#### TASK TO COMPLETE:
Gather all lines in the records below that include the word "from".

#### RECORDS:
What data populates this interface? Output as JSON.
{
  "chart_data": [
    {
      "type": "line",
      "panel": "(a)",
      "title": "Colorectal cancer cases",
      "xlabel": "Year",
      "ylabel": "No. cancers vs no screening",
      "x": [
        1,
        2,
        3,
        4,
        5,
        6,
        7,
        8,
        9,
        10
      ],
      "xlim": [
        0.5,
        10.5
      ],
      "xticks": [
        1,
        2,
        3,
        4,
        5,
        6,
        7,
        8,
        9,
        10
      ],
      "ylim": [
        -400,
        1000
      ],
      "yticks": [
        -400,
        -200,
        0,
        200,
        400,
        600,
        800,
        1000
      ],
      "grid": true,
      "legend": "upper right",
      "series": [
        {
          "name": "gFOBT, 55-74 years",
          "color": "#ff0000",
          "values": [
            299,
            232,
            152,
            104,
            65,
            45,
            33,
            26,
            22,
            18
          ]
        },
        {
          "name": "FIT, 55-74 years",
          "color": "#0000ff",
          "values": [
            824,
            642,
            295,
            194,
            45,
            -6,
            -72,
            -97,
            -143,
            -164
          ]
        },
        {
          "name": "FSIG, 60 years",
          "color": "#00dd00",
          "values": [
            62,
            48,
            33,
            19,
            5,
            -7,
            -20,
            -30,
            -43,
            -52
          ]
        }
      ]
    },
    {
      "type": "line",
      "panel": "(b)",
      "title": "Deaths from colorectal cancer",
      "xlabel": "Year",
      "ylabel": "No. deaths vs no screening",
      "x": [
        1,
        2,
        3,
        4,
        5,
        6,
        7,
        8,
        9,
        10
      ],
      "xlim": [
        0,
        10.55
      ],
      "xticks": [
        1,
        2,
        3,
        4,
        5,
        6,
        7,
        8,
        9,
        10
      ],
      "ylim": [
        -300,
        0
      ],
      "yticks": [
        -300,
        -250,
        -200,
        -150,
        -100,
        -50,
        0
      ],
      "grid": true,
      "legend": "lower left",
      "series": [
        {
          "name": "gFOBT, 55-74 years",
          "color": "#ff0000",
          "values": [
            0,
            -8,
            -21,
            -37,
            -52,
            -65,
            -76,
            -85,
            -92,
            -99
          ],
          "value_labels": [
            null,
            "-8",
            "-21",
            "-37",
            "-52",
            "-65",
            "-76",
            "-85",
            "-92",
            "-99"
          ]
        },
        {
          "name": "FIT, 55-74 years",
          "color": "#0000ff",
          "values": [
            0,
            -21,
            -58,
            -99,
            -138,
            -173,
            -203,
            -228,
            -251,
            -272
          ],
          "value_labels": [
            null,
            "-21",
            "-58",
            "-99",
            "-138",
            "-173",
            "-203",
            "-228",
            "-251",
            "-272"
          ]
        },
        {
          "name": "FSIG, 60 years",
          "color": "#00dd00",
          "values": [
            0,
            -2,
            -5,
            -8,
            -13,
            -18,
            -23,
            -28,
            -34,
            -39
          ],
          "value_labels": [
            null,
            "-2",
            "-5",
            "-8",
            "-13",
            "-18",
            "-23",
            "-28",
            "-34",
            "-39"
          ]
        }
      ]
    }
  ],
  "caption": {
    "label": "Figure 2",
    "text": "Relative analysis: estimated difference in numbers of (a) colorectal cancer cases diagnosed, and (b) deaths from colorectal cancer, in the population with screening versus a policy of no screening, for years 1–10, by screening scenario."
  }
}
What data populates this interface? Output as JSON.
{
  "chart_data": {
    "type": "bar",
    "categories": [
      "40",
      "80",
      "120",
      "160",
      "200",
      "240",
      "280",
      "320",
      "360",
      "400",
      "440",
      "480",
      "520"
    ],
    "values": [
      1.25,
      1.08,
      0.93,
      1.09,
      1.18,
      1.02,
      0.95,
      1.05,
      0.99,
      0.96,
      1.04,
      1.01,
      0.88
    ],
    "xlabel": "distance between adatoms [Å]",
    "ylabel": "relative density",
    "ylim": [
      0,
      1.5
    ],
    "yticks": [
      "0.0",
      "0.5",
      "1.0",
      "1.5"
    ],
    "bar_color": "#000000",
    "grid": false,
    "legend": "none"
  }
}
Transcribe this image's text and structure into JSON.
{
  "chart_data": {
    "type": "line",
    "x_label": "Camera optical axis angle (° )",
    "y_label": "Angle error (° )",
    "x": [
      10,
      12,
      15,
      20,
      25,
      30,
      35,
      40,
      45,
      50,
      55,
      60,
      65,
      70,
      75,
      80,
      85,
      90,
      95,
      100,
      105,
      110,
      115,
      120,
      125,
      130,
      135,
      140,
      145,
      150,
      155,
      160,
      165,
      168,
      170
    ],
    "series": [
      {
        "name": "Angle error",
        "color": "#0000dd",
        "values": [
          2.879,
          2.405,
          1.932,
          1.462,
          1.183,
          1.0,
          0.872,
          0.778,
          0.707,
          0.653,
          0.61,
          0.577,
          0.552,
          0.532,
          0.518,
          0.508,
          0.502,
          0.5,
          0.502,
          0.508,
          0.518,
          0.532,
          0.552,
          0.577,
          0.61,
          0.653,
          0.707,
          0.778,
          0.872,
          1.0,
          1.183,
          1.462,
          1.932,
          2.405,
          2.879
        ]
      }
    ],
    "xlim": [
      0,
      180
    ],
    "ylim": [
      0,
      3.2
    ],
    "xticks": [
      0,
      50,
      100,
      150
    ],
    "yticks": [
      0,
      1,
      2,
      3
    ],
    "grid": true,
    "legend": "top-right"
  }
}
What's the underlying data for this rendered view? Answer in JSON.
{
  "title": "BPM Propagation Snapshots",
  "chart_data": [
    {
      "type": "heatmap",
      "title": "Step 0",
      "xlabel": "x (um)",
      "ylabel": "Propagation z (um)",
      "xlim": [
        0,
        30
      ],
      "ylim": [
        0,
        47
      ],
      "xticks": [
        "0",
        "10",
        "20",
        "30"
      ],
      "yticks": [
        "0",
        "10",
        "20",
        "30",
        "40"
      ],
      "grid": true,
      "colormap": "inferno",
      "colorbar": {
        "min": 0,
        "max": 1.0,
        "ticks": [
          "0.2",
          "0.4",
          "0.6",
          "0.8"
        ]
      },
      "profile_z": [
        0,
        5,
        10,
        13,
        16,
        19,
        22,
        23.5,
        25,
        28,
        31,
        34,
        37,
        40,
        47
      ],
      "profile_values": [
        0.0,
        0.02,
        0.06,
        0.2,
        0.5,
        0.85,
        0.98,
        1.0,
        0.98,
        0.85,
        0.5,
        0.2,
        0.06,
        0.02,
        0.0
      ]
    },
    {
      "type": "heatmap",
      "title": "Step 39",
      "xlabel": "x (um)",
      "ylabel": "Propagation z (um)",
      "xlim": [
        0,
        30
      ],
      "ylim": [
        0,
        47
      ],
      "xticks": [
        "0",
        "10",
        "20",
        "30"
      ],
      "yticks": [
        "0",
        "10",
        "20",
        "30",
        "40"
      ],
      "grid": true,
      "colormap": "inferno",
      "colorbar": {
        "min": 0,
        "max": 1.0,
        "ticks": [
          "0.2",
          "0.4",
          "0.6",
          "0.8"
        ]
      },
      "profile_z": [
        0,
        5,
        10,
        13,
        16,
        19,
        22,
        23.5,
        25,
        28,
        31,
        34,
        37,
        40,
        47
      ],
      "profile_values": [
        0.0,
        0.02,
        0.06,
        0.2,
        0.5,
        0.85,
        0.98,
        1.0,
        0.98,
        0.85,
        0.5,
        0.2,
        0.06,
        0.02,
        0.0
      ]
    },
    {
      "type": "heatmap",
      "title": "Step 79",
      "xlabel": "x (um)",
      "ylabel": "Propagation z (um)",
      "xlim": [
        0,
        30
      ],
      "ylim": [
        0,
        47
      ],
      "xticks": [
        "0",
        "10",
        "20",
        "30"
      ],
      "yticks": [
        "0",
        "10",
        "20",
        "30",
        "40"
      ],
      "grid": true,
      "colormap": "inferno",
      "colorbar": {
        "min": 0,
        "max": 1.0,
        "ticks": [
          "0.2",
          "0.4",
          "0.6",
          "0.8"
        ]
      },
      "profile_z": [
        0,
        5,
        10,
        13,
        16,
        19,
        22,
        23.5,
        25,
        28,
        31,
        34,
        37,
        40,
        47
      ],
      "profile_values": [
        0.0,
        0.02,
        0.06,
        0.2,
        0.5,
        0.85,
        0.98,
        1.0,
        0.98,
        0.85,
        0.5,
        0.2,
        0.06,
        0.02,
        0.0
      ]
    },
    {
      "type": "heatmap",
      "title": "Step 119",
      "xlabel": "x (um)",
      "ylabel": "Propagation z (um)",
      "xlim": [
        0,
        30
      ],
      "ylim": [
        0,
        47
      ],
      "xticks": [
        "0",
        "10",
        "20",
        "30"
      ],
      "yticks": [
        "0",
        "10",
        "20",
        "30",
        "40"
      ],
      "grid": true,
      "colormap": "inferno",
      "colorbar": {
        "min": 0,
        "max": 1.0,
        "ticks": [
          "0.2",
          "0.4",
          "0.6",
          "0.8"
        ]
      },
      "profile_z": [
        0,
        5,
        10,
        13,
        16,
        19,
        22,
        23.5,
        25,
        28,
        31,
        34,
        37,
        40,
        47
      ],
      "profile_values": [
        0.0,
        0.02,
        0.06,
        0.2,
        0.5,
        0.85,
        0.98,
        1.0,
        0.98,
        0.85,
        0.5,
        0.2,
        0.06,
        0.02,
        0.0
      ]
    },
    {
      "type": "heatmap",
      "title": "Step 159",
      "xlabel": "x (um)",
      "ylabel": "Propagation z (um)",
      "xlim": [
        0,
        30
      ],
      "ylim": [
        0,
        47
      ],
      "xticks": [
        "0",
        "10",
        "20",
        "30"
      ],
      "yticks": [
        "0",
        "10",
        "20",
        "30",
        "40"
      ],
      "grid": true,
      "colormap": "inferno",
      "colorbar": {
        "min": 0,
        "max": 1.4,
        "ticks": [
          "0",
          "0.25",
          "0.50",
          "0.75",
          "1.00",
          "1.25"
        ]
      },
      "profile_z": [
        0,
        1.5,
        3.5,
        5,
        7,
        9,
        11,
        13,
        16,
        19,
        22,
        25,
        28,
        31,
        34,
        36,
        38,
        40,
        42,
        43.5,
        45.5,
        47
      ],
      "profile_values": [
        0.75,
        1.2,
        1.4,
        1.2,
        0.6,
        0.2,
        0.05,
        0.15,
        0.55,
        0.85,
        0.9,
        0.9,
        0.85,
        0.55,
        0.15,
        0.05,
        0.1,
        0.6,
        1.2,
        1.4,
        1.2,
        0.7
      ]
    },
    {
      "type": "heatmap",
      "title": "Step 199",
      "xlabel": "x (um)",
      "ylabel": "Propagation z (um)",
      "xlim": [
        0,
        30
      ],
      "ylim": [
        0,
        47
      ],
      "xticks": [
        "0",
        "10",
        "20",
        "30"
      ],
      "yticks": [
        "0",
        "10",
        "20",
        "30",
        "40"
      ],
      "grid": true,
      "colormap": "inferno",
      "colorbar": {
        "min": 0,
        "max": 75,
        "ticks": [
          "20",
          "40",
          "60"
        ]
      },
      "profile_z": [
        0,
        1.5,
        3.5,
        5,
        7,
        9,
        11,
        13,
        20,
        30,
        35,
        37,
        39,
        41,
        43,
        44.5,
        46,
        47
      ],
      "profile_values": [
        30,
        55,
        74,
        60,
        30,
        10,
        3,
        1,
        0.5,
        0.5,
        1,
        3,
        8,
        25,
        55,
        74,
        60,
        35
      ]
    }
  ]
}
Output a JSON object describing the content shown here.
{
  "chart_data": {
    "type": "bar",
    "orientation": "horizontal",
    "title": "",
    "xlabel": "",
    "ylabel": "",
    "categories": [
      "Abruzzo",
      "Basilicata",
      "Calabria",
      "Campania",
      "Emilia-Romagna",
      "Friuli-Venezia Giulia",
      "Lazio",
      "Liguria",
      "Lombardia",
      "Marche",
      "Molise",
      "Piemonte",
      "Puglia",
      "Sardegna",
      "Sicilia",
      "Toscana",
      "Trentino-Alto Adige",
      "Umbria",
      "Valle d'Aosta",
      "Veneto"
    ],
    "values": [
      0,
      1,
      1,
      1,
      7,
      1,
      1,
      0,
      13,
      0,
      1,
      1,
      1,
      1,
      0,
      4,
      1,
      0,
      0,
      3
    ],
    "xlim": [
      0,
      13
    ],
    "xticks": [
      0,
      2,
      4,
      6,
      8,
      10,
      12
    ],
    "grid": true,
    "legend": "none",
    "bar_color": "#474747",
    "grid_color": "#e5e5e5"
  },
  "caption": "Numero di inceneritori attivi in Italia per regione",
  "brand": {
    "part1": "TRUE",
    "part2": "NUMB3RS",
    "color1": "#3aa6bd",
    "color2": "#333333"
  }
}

#### THE RESULT:
      "title": "Deaths from colorectal cancer",
    "text": "Relative analysis: estimated difference in numbers of (a) colorectal cancer cases diagnosed, and (b) deaths from colorectal cancer, in the population with screening versus a policy of no screening, for years 1–10, by screening scenario."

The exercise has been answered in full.